Every record must appear in your copy exactly as written, with no pictures.

Records from a collection of figures
● ● ● ●

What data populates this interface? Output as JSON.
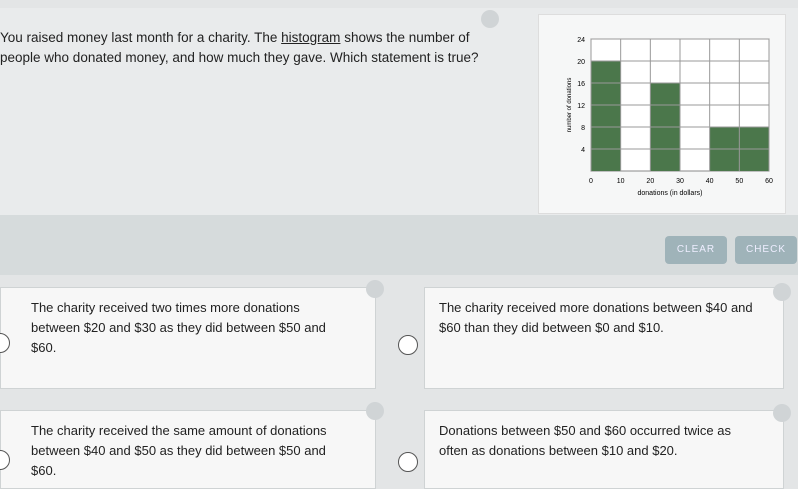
{
  "question": [
    "You raised money last month for a charity. The ",
    "histogram",
    " shows the number of people who donated money, and how much they gave. Which statement is true?"
  ],
  "histogram": {
    "type": "histogram",
    "xlabel": "donations (in dollars)",
    "ylabel": "number of donations",
    "bins": [
      0,
      10,
      20,
      30,
      40,
      50,
      60
    ],
    "values": [
      20,
      0,
      16,
      0,
      8,
      8
    ],
    "xlim": [
      0,
      60
    ],
    "ylim": [
      0,
      24
    ],
    "xticks": [
      0,
      10,
      20,
      30,
      40,
      50,
      60
    ],
    "yticks": [
      4,
      8,
      12,
      16,
      20,
      24
    ],
    "color": "#4b774b",
    "grid": true
  },
  "buttons": [
    "CLEAR",
    "CHECK"
  ],
  "choices": [
    "The charity received two times more donations between $20 and $30 as they did between $50 and $60.",
    "The charity received more donations between $40 and $60 than they did between $0 and $10.",
    "The charity received the same amount of donations between $40 and $50 as they did between $50 and $60.",
    "Donations between $50 and $60 occurred twice as often as donations between $10 and $20."
  ]
}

● ● ● ●

◆ WRITTEN RESPONSE
What data populates this interface? Output as JSON.
{
  "question": [
    "You raised money last month for a charity. The ",
    "histogram",
    " shows the number of people who donated money, and how much they gave. Which statement is true?"
  ],
  "histogram": {
    "type": "histogram",
    "xlabel": "donations (in dollars)",
    "ylabel": "number of donations",
    "bins": [
      0,
      10,
      20,
      30,
      40,
      50,
      60
    ],
    "values": [
      20,
      0,
      16,
      0,
      8,
      8
    ],
    "xlim": [
      0,
      60
    ],
    "ylim": [
      0,
      24
    ],
    "xticks": [
      0,
      10,
      20,
      30,
      40,
      50,
      60
    ],
    "yticks": [
      4,
      8,
      12,
      16,
      20,
      24
    ],
    "color": "#4b774b",
    "grid": true
  },
  "buttons": [
    "CLEAR",
    "CHECK"
  ],
  "choices": [
    "The charity received two times more donations between $20 and $30 as they did between $50 and $60.",
    "The charity received more donations between $40 and $60 than they did between $0 and $10.",
    "The charity received the same amount of donations between $40 and $50 as they did between $50 and $60.",
    "Donations between $50 and $60 occurred twice as often as donations between $10 and $20."
  ]
}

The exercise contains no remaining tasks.